● **DATASET ENTRIES**

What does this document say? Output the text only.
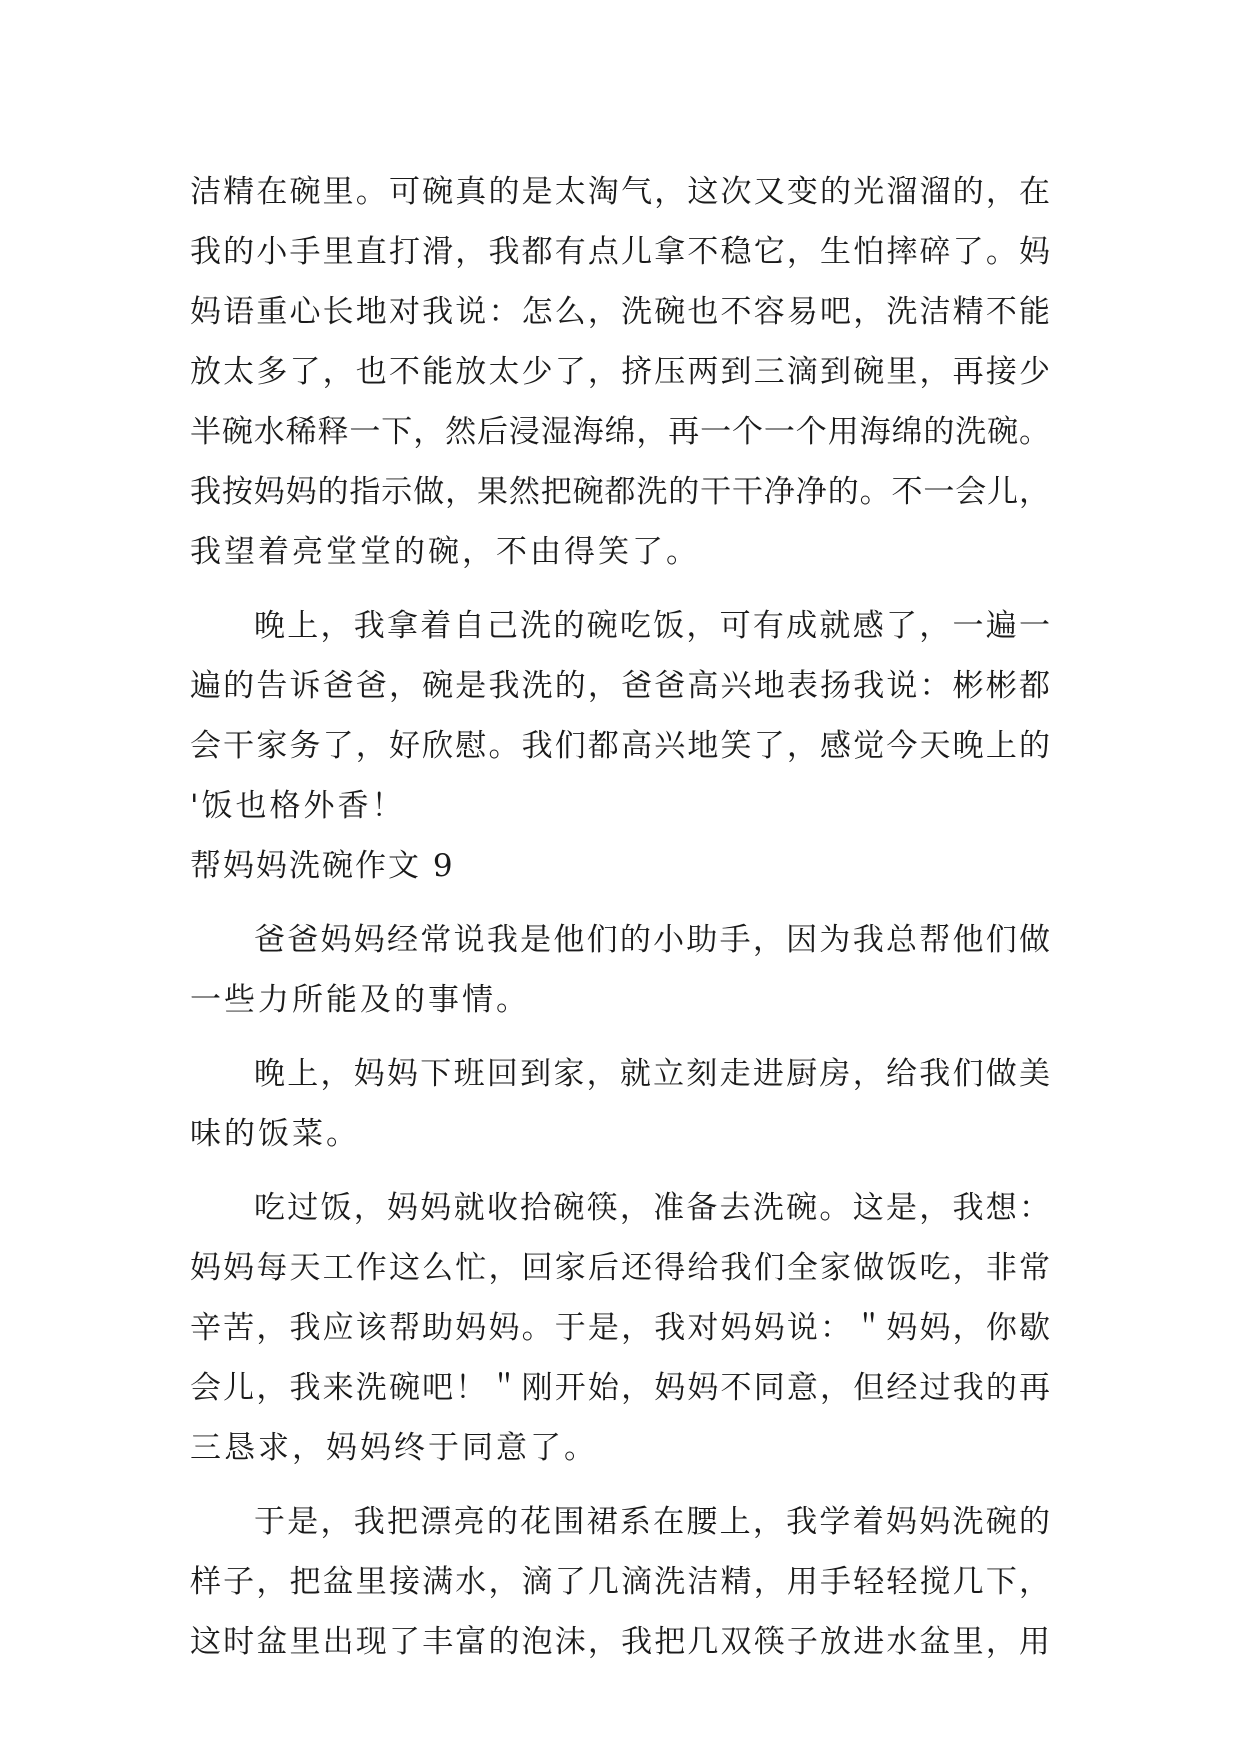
洁精在碗里。可碗真的是太淘气，这次又变的光溜溜的，在
我的小手里直打滑，我都有点儿拿不稳它，生怕摔碎了。妈
妈语重心长地对我说：怎么，洗碗也不容易吧，洗洁精不能
放太多了，也不能放太少了，挤压两到三滴到碗里，再接少
半碗水稀释一下，然后浸湿海绵，再一个一个用海绵的洗碗。
我按妈妈的指示做，果然把碗都洗的干干净净的。不一会儿，
我望着亮堂堂的碗，不由得笑了。
晚上，我拿着自己洗的碗吃饭，可有成就感了，一遍一
遍的告诉爸爸，碗是我洗的，爸爸高兴地表扬我说：彬彬都
会干家务了，好欣慰。我们都高兴地笑了，感觉今天晚上的
'饭也格外香！
帮妈妈洗碗作文 9
爸爸妈妈经常说我是他们的小助手，因为我总帮他们做
一些力所能及的事情。
晚上，妈妈下班回到家，就立刻走进厨房，给我们做美
味的饭菜。
吃过饭，妈妈就收拾碗筷，准备去洗碗。这是，我想：
妈妈每天工作这么忙，回家后还得给我们全家做饭吃，非常
辛苦，我应该帮助妈妈。于是，我对妈妈说：＂妈妈，你歇
会儿，我来洗碗吧！＂刚开始，妈妈不同意，但经过我的再
三恳求，妈妈终于同意了。
于是，我把漂亮的花围裙系在腰上，我学着妈妈洗碗的
样子，把盆里接满水，滴了几滴洗洁精，用手轻轻搅几下，
这时盆里出现了丰富的泡沫，我把几双筷子放进水盆里，用
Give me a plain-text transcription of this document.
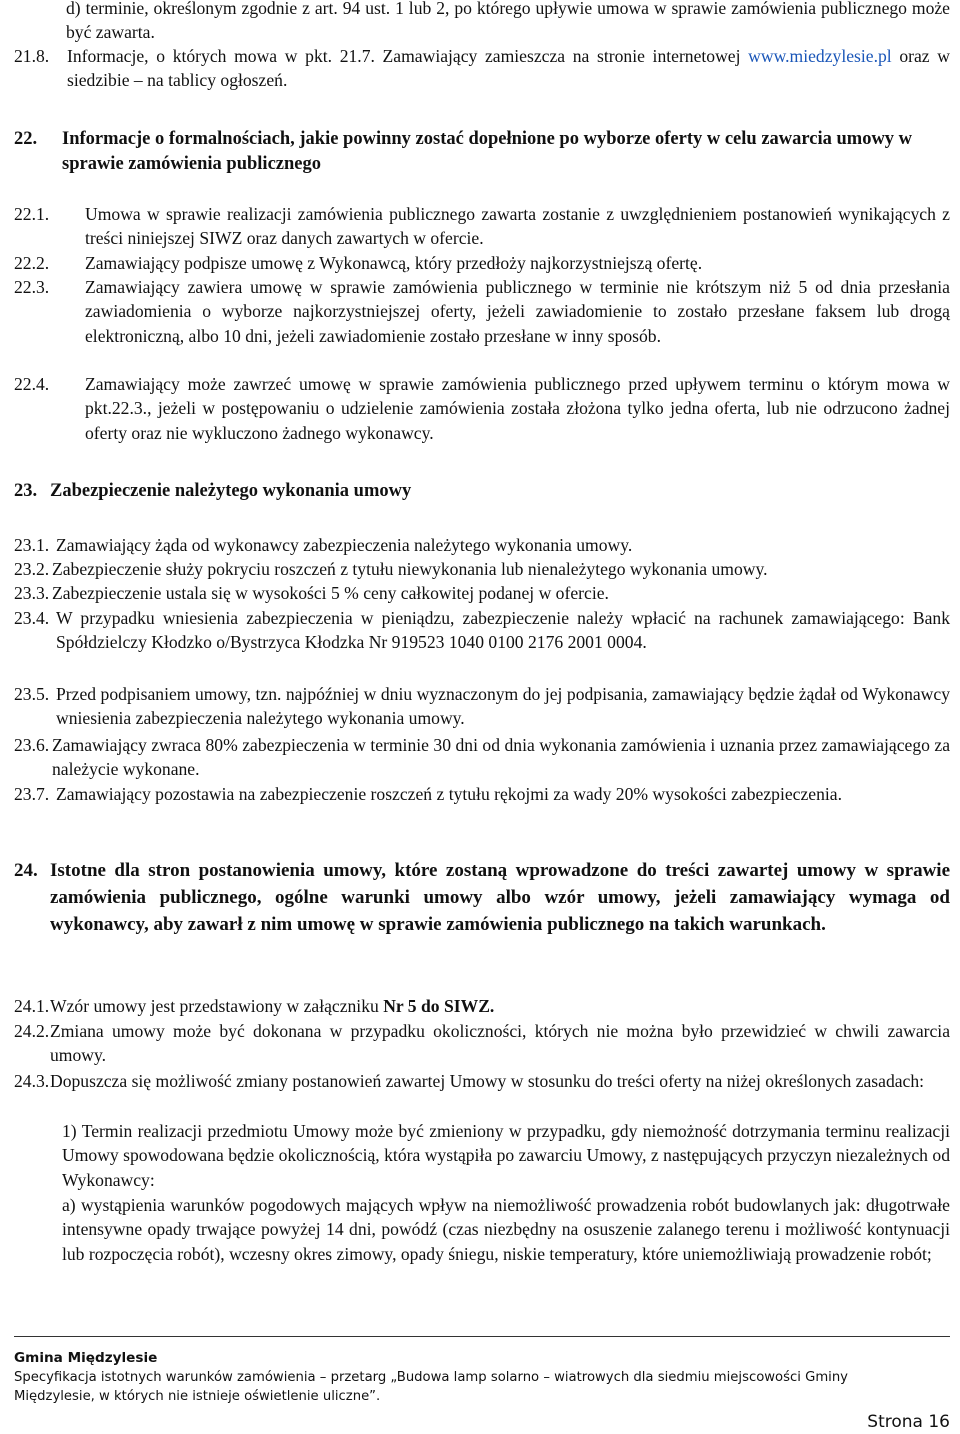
d) terminie, określonym zgodnie z art. 94 ust. 1 lub 2, po którego upływie umowa w sprawie zamówienia publicznego może być zawarta.
21.8. Informacje, o których mowa w pkt. 21.7. Zamawiający zamieszcza na stronie internetowej www.miedzylesie.pl oraz w siedzibie – na tablicy ogłoszeń.
22. Informacje o formalnościach, jakie powinny zostać dopełnione po wyborze oferty w celu zawarcia umowy w sprawie zamówienia publicznego
22.1. Umowa w sprawie realizacji zamówienia publicznego zawarta zostanie z uwzględnieniem postanowień wynikających z treści niniejszej SIWZ oraz danych zawartych w ofercie.
22.2. Zamawiający podpisze umowę z Wykonawcą, który przedłoży najkorzystniejszą ofertę.
22.3. Zamawiający zawiera umowę w sprawie zamówienia publicznego w terminie nie krótszym niż 5 od dnia przesłania zawiadomienia o wyborze najkorzystniejszej oferty, jeżeli zawiadomienie to zostało przesłane faksem lub drogą elektroniczną, albo 10 dni, jeżeli zawiadomienie zostało przesłane w inny sposób.
22.4. Zamawiający może zawrzeć umowę w sprawie zamówienia publicznego przed upływem terminu o którym mowa w pkt.22.3., jeżeli w postępowaniu o udzielenie zamówienia została złożona tylko jedna oferta, lub nie odrzucono żadnej oferty oraz nie wykluczono żadnego wykonawcy.
23. Zabezpieczenie należytego wykonania umowy
23.1. Zamawiający żąda od wykonawcy zabezpieczenia należytego wykonania umowy.
23.2. Zabezpieczenie służy pokryciu roszczeń z tytułu niewykonania lub nienależytego wykonania umowy.
23.3. Zabezpieczenie ustala się w wysokości 5 % ceny całkowitej podanej w ofercie.
23.4. W przypadku wniesienia zabezpieczenia w pieniądzu, zabezpieczenie należy wpłacić na rachunek zamawiającego: Bank Spółdzielczy Kłodzko o/Bystrzyca Kłodzka Nr 919523 1040 0100 2176 2001 0004.
23.5. Przed podpisaniem umowy, tzn. najpóźniej w dniu wyznaczonym do jej podpisania, zamawiający będzie żądał od Wykonawcy wniesienia zabezpieczenia należytego wykonania umowy.
23.6. Zamawiający zwraca 80% zabezpieczenia w terminie 30 dni od dnia wykonania zamówienia i uznania przez zamawiającego za należycie wykonane.
23.7. Zamawiający pozostawia na zabezpieczenie roszczeń z tytułu rękojmi za wady 20% wysokości zabezpieczenia.
24. Istotne dla stron postanowienia umowy, które zostaną wprowadzone do treści zawartej umowy w sprawie zamówienia publicznego, ogólne warunki umowy albo wzór umowy, jeżeli zamawiający wymaga od wykonawcy, aby zawarł z nim umowę w sprawie zamówienia publicznego na takich warunkach.
24.1. Wzór umowy jest przedstawiony w załączniku Nr 5 do SIWZ.
24.2. Zmiana umowy może być dokonana w przypadku okoliczności, których nie można było przewidzieć w chwili zawarcia umowy.
24.3. Dopuszcza się możliwość zmiany postanowień zawartej Umowy w stosunku do treści oferty na niżej określonych zasadach:
1) Termin realizacji przedmiotu Umowy może być zmieniony w przypadku, gdy niemożność dotrzymania terminu realizacji Umowy spowodowana będzie okolicznością, która wystąpiła po zawarciu Umowy, z następujących przyczyn niezależnych od Wykonawcy:
a) wystąpienia warunków pogodowych mających wpływ na niemożliwość prowadzenia robót budowlanych jak: długotrwałe intensywne opady trwające powyżej 14 dni, powódź (czas niezbędny na osuszenie zalanego terenu i możliwość kontynuacji lub rozpoczęcia robót), wczesny okres zimowy, opady śniegu, niskie temperatury, które uniemożliwiają prowadzenie robót;
Gmina Międzylesie
Specyfikacja istotnych warunków zamówienia – przetarg „Budowa lamp solarno – wiatrowych dla siedmiu miejscowości Gminy
Międzylesie, w których nie istnieje oświetlenie uliczne”.
Strona 16
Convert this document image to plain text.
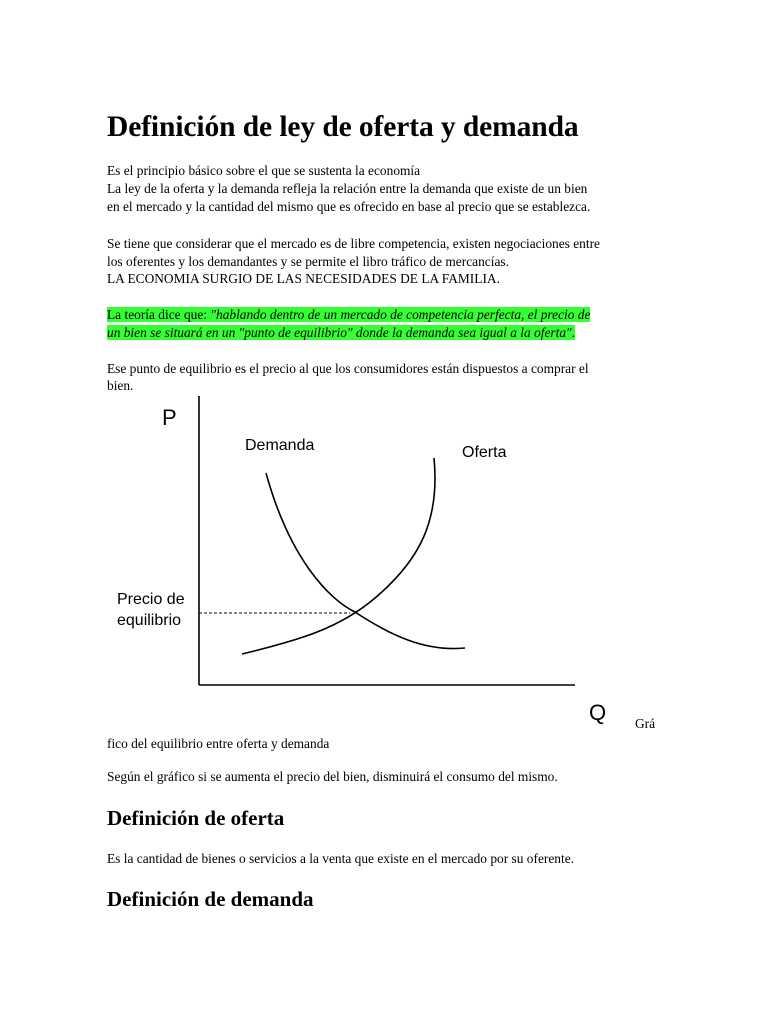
Definición de ley de oferta y demanda
Es el principio básico sobre el que se sustenta la economía
La ley de la oferta y la demanda refleja la relación entre la demanda que existe de un bien
en el mercado y la cantidad del mismo que es ofrecido en base al precio que se establezca.
Se tiene que considerar que el mercado es de libre competencia, existen negociaciones entre
los oferentes y los demandantes y se permite el libro tráfico de mercancías.
LA ECONOMIA SURGIO DE LAS NECESIDADES DE LA FAMILIA.
La teoría dice que: "hablando dentro de un mercado de competencia perfecta, el precio de
un bien se situará en un "punto de equilibrio" donde la demanda sea igual a la oferta".
Ese punto de equilibrio es el precio al que los consumidores están dispuestos a comprar el
bien.
P
Q
Demanda	Oferta
Precio de
equilibrio
Grá
fico del equilibrio entre oferta y demanda
Según el gráfico si se aumenta el precio del bien, disminuirá el consumo del mismo.
Definición de oferta
Es la cantidad de bienes o servicios a la venta que existe en el mercado por su oferente.
Definición de demanda
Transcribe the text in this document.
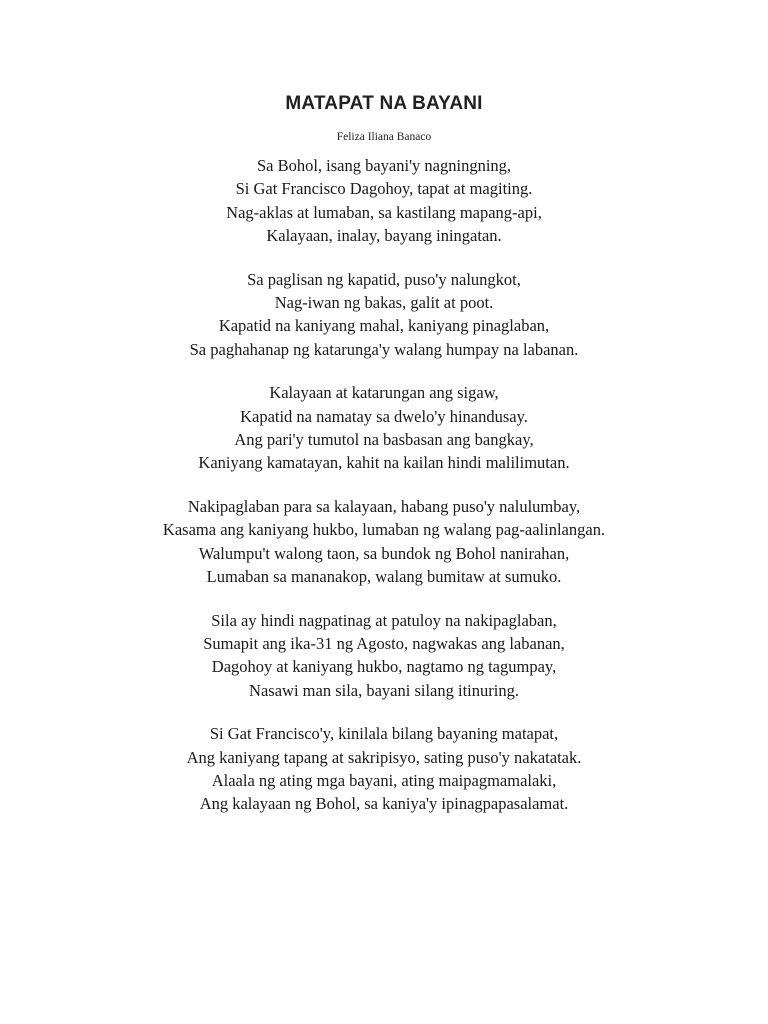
MATAPAT NA BAYANI
Feliza Iliana Banaco
Sa Bohol, isang bayani'y nagningning,
Si Gat Francisco Dagohoy, tapat at magiting.
Nag-aklas at lumaban, sa kastilang mapang-api,
Kalayaan, inalay, bayang iningatan.
Sa paglisan ng kapatid, puso'y nalungkot,
Nag-iwan ng bakas, galit at poot.
Kapatid na kaniyang mahal, kaniyang pinaglaban,
Sa paghahanap ng katarunga'y walang humpay na labanan.
Kalayaan at katarungan ang sigaw,
Kapatid na namatay sa dwelo'y hinandusay.
Ang pari'y tumutol na basbasan ang bangkay,
Kaniyang kamatayan, kahit na kailan hindi malilimutan.
Nakipaglaban para sa kalayaan, habang puso'y nalulumbay,
Kasama ang kaniyang hukbo, lumaban ng walang pag-aalinlangan.
Walumpu't walong taon, sa bundok ng Bohol nanirahan,
Lumaban sa mananakop, walang bumitaw at sumuko.
Sila ay hindi nagpatinag at patuloy na nakipaglaban,
Sumapit ang ika-31 ng Agosto, nagwakas ang labanan,
Dagohoy at kaniyang hukbo, nagtamo ng tagumpay,
Nasawi man sila, bayani silang itinuring.
Si Gat Francisco'y, kinilala bilang bayaning matapat,
Ang kaniyang tapang at sakripisyo, sating puso'y nakatatak.
Alaala ng ating mga bayani, ating maipagmamalaki,
Ang kalayaan ng Bohol, sa kaniya'y ipinagpapasalamat.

● **WORK TO BE COMPLETED**
Scan the lines above for "this", then copy every one that has it.

● **RESPONSE BELOW**
What does this document say? Output the text only.
Give me a plain-text transcription of this document.
Convert this document image to plain text.
Transcribe the text in this document.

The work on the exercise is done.